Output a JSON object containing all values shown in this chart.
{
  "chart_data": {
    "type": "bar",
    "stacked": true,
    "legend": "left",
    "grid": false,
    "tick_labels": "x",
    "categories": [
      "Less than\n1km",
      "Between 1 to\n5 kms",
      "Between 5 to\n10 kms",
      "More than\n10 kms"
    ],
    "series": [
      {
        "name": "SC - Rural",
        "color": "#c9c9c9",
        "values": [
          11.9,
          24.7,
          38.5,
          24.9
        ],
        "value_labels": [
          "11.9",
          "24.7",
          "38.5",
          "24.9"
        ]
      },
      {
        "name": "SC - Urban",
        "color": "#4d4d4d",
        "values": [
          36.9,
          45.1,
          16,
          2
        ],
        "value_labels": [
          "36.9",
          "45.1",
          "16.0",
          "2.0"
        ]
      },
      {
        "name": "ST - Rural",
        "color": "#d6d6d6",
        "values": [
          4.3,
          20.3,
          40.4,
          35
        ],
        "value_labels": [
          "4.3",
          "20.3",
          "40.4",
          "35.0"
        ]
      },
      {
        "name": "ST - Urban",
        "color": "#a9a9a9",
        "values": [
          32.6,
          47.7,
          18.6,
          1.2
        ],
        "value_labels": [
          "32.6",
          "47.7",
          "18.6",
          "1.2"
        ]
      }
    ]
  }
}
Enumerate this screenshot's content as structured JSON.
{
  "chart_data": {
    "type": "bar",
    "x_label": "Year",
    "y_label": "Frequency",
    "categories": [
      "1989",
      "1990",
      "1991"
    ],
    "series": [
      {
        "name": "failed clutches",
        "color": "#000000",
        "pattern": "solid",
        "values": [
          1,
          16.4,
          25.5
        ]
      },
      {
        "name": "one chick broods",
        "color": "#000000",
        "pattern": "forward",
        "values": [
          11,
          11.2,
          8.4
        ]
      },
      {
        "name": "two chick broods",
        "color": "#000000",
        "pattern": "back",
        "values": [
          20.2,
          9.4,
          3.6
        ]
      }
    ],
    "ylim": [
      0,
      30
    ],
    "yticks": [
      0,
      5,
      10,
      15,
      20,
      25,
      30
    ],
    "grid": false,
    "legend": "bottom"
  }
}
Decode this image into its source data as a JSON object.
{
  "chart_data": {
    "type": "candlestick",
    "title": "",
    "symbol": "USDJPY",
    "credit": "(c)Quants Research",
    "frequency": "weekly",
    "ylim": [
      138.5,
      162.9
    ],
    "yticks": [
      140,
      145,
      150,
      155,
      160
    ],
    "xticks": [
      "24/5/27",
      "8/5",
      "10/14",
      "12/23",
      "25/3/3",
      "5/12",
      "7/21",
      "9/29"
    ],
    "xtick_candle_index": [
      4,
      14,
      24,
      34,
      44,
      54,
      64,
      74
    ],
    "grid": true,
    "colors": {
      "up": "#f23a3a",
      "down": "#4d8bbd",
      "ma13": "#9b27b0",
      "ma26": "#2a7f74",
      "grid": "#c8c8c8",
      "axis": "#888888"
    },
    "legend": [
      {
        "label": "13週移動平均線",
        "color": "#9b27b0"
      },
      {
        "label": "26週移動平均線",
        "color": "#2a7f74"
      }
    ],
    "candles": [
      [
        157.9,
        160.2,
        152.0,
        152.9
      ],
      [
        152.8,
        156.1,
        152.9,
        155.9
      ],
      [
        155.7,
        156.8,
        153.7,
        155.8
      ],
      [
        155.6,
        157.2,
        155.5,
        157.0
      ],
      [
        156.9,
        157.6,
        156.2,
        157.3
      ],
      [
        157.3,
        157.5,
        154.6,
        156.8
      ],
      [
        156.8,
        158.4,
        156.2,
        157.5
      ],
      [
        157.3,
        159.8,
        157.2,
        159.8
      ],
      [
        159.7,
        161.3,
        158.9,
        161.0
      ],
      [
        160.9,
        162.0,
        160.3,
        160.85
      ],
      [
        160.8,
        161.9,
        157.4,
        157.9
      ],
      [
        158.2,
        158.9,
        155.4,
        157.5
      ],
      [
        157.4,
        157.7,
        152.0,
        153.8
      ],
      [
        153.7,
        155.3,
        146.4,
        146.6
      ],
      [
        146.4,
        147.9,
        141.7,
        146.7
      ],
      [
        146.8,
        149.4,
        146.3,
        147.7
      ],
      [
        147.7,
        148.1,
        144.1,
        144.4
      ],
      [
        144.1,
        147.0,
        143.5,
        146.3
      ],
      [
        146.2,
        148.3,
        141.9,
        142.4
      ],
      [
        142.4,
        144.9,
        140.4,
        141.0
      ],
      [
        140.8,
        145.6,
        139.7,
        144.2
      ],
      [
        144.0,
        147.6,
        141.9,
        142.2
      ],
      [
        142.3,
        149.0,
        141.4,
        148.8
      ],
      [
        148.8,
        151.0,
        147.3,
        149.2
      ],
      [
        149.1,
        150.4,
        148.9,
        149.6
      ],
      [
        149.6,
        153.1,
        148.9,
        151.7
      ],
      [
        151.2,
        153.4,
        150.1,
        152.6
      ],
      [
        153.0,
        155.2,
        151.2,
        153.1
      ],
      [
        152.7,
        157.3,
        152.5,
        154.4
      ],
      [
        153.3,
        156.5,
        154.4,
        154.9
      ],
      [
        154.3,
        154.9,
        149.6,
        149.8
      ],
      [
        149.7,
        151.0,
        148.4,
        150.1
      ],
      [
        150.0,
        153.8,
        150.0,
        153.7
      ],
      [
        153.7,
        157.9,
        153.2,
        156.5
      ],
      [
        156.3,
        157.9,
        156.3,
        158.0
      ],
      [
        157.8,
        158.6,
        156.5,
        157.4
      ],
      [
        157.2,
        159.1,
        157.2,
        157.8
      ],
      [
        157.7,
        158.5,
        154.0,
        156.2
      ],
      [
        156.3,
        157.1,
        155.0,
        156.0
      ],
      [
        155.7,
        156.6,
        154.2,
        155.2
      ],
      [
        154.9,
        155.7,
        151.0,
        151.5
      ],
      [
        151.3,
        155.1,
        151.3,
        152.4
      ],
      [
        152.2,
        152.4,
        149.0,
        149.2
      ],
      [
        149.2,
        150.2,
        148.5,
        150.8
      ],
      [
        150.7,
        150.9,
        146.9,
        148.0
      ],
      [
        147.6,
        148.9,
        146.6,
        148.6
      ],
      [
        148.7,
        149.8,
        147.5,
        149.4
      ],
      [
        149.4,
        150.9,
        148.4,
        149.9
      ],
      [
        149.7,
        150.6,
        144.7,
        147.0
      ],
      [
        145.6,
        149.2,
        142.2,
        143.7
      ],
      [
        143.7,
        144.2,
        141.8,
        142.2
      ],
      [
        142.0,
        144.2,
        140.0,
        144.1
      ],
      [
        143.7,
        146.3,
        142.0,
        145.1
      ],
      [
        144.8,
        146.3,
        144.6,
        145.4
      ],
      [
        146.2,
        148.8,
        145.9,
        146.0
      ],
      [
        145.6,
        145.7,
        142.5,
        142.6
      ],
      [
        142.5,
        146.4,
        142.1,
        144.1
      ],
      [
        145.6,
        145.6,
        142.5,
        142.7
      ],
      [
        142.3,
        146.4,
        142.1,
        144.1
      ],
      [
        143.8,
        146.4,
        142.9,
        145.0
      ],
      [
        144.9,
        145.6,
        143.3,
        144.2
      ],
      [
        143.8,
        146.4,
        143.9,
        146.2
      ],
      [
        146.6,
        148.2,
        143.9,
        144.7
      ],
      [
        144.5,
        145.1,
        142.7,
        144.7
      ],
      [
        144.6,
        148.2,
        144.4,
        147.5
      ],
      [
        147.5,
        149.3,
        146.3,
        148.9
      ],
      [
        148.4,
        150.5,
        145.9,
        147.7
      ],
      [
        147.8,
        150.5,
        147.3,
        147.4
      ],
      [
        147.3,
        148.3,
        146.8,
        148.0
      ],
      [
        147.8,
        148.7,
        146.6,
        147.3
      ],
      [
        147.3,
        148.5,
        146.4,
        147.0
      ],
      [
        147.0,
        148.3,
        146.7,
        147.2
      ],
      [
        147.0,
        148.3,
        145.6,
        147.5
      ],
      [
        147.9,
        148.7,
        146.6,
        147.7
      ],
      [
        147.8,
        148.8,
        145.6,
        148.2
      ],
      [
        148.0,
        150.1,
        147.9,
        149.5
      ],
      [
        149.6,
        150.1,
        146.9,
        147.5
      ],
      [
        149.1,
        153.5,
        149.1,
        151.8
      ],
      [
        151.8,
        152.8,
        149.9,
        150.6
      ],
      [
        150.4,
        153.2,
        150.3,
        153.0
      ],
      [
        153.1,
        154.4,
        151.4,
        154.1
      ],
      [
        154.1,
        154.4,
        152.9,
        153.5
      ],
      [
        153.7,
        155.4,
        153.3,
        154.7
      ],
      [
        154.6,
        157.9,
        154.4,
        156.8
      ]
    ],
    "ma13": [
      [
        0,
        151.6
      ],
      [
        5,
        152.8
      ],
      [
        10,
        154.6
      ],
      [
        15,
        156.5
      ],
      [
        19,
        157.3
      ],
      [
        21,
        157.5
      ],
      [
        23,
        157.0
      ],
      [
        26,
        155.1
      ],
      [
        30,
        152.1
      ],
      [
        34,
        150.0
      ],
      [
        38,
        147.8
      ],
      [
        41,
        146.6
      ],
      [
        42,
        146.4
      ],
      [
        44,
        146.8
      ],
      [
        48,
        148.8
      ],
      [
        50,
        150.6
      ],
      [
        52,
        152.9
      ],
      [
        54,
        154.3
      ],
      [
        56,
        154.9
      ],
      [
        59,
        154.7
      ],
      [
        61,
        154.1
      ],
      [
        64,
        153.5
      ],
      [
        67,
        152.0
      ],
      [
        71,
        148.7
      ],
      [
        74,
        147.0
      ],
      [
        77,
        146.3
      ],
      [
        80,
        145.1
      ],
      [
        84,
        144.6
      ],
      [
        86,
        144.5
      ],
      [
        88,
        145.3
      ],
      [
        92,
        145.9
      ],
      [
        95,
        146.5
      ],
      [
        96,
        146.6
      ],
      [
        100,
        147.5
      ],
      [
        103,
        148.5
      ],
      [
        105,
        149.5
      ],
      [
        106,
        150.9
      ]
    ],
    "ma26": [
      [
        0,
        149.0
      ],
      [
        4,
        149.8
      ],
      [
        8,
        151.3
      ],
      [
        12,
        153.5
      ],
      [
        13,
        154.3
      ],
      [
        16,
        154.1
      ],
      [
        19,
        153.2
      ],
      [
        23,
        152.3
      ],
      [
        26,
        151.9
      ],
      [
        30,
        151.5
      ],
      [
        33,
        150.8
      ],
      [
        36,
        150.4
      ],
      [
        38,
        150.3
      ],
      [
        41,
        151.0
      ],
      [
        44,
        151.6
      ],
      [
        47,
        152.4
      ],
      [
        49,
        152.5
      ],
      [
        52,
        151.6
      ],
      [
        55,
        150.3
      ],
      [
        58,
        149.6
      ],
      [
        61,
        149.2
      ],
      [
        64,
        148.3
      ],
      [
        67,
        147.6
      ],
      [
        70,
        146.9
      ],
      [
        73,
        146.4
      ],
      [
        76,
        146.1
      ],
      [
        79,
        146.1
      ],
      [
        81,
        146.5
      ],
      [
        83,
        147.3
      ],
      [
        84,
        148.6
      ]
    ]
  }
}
※ ※ ※
Go through the records above, find every line with the word "object", and list those lines.

=== Exercise result ===
Output a JSON object containing all values shown in this chart.
Decode this image into its source data as a JSON object.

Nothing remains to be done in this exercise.